Exercise description >> Rewrite all of the material below with every occurrence of "candle-body" replaced by "candlestick-body". Leave every other part as it is.

[Spatial layout entries]
============
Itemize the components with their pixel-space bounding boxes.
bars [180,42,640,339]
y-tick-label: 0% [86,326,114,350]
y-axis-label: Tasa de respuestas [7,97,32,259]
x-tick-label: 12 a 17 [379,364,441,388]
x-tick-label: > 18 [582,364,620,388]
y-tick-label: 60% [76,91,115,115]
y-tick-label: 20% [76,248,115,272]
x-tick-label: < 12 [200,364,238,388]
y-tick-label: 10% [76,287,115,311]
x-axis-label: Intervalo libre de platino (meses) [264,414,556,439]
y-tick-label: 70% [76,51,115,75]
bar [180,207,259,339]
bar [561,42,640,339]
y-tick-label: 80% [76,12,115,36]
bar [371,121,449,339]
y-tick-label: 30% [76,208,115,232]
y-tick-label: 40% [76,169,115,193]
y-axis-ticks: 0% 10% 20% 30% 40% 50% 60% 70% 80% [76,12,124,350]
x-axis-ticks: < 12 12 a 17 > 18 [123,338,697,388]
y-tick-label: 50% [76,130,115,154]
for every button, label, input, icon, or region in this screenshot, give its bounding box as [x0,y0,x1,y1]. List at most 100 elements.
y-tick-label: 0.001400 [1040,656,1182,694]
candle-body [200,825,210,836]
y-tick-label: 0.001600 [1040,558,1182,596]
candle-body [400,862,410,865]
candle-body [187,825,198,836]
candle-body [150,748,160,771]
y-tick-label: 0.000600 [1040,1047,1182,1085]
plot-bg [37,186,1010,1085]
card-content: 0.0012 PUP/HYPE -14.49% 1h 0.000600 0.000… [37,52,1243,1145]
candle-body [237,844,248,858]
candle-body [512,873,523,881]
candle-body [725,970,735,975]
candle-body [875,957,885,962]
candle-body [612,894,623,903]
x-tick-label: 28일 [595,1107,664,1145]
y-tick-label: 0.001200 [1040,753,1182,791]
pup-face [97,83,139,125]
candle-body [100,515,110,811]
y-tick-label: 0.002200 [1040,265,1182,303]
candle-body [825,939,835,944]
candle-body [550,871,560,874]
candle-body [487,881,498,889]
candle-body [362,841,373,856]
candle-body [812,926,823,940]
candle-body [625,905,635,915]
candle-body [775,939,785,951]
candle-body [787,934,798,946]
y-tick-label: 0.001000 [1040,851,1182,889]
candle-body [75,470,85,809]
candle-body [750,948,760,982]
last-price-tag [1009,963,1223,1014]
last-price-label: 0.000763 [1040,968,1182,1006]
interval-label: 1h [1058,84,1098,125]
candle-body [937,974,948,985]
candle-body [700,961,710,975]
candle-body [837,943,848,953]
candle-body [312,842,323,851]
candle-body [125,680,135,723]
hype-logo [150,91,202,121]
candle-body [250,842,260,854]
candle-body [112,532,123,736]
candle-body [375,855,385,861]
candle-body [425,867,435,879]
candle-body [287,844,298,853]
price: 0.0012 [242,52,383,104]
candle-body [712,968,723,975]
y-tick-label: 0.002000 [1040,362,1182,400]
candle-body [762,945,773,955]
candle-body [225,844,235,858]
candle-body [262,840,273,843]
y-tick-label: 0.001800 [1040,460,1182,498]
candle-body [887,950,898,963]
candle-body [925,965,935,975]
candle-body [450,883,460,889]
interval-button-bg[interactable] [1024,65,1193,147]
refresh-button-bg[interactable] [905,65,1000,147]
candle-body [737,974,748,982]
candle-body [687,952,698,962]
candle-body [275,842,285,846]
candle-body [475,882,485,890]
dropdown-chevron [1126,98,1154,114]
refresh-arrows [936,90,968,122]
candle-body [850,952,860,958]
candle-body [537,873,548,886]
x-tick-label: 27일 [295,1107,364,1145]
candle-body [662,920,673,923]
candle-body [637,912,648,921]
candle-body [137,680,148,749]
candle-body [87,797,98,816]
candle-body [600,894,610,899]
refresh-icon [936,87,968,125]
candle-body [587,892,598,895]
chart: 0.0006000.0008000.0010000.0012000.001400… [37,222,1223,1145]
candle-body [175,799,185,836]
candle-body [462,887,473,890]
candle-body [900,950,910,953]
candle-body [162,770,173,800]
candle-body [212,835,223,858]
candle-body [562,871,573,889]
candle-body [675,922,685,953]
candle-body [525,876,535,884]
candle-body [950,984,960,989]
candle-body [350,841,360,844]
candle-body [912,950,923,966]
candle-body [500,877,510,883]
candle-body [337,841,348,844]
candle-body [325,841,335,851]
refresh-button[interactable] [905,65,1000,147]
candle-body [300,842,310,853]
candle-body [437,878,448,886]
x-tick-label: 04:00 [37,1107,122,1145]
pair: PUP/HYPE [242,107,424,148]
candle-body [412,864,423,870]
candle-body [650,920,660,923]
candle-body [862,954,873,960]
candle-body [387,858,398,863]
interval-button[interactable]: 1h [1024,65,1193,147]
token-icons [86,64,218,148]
============
Response >>
Itemize the components with their pixel-space bounding boxes.
bars [180,42,640,339]
y-tick-label: 0% [86,326,114,350]
y-axis-label: Tasa de respuestas [7,97,32,259]
x-tick-label: 12 a 17 [379,364,441,388]
x-tick-label: > 18 [582,364,620,388]
y-tick-label: 60% [76,91,115,115]
y-tick-label: 20% [76,248,115,272]
x-tick-label: < 12 [200,364,238,388]
y-tick-label: 10% [76,287,115,311]
x-axis-label: Intervalo libre de platino (meses) [264,414,556,439]
y-tick-label: 70% [76,51,115,75]
bar [180,207,259,339]
bar [561,42,640,339]
y-tick-label: 80% [76,12,115,36]
bar [371,121,449,339]
y-tick-label: 30% [76,208,115,232]
y-tick-label: 40% [76,169,115,193]
y-axis-ticks: 0% 10% 20% 30% 40% 50% 60% 70% 80% [76,12,124,350]
x-axis-ticks: < 12 12 a 17 > 18 [123,338,697,388]
y-tick-label: 50% [76,130,115,154]
for every button, label, input, icon, or region in this screenshot, give its bounding box as [x0,y0,x1,y1]. List at most 100 elements.
y-tick-label: 0.001400 [1040,656,1182,694]
candlestick-body [200,825,210,836]
y-tick-label: 0.001600 [1040,558,1182,596]
candlestick-body [400,862,410,865]
candlestick-body [187,825,198,836]
candlestick-body [150,748,160,771]
y-tick-label: 0.000600 [1040,1047,1182,1085]
plot-bg [37,186,1010,1085]
card-content: 0.0012 PUP/HYPE -14.49% 1h 0.000600 0.000… [37,52,1243,1145]
candlestick-body [237,844,248,858]
candlestick-body [512,873,523,881]
candlestick-body [725,970,735,975]
candlestick-body [875,957,885,962]
candlestick-body [612,894,623,903]
x-tick-label: 28일 [595,1107,664,1145]
y-tick-label: 0.001200 [1040,753,1182,791]
pup-face [97,83,139,125]
candlestick-body [100,515,110,811]
y-tick-label: 0.002200 [1040,265,1182,303]
candlestick-body [825,939,835,944]
candlestick-body [550,871,560,874]
candlestick-body [487,881,498,889]
candlestick-body [362,841,373,856]
candlestick-body [812,926,823,940]
candlestick-body [625,905,635,915]
candlestick-body [775,939,785,951]
candlestick-body [787,934,798,946]
y-tick-label: 0.001000 [1040,851,1182,889]
candlestick-body [75,470,85,809]
candlestick-body [750,948,760,982]
last-price-tag [1009,963,1223,1014]
last-price-label: 0.000763 [1040,968,1182,1006]
interval-label: 1h [1058,84,1098,125]
candlestick-body [937,974,948,985]
candlestick-body [700,961,710,975]
candlestick-body [837,943,848,953]
candlestick-body [312,842,323,851]
candlestick-body [125,680,135,723]
hype-logo [150,91,202,121]
candlestick-body [250,842,260,854]
candlestick-body [112,532,123,736]
candlestick-body [375,855,385,861]
candlestick-body [425,867,435,879]
candlestick-body [287,844,298,853]
price: 0.0012 [242,52,383,104]
candlestick-body [712,968,723,975]
y-tick-label: 0.002000 [1040,362,1182,400]
candlestick-body [762,945,773,955]
candlestick-body [225,844,235,858]
candlestick-body [262,840,273,843]
y-tick-label: 0.001800 [1040,460,1182,498]
candlestick-body [887,950,898,963]
candlestick-body [925,965,935,975]
candlestick-body [450,883,460,889]
interval-button-bg[interactable] [1024,65,1193,147]
refresh-button-bg[interactable] [905,65,1000,147]
candlestick-body [737,974,748,982]
candlestick-body [687,952,698,962]
candlestick-body [275,842,285,846]
candlestick-body [475,882,485,890]
dropdown-chevron [1126,98,1154,114]
refresh-arrows [936,90,968,122]
candlestick-body [850,952,860,958]
candlestick-body [537,873,548,886]
x-tick-label: 27일 [295,1107,364,1145]
candlestick-body [662,920,673,923]
candlestick-body [637,912,648,921]
candlestick-body [137,680,148,749]
candlestick-body [87,797,98,816]
candlestick-body [600,894,610,899]
refresh-icon [936,87,968,125]
candlestick-body [587,892,598,895]
chart: 0.0006000.0008000.0010000.0012000.001400… [37,222,1223,1145]
candlestick-body [175,799,185,836]
candlestick-body [462,887,473,890]
candlestick-body [900,950,910,953]
candlestick-body [162,770,173,800]
candlestick-body [212,835,223,858]
candlestick-body [562,871,573,889]
candlestick-body [675,922,685,953]
candlestick-body [525,876,535,884]
candlestick-body [950,984,960,989]
candlestick-body [350,841,360,844]
candlestick-body [912,950,923,966]
candlestick-body [500,877,510,883]
candlestick-body [337,841,348,844]
candlestick-body [325,841,335,851]
refresh-button[interactable] [905,65,1000,147]
candlestick-body [300,842,310,853]
candlestick-body [437,878,448,886]
x-tick-label: 04:00 [37,1107,122,1145]
pair: PUP/HYPE [242,107,424,148]
candlestick-body [412,864,423,870]
candlestick-body [650,920,660,923]
candlestick-body [862,954,873,960]
candlestick-body [387,858,398,863]
interval-button[interactable]: 1h [1024,65,1193,147]
token-icons [86,64,218,148]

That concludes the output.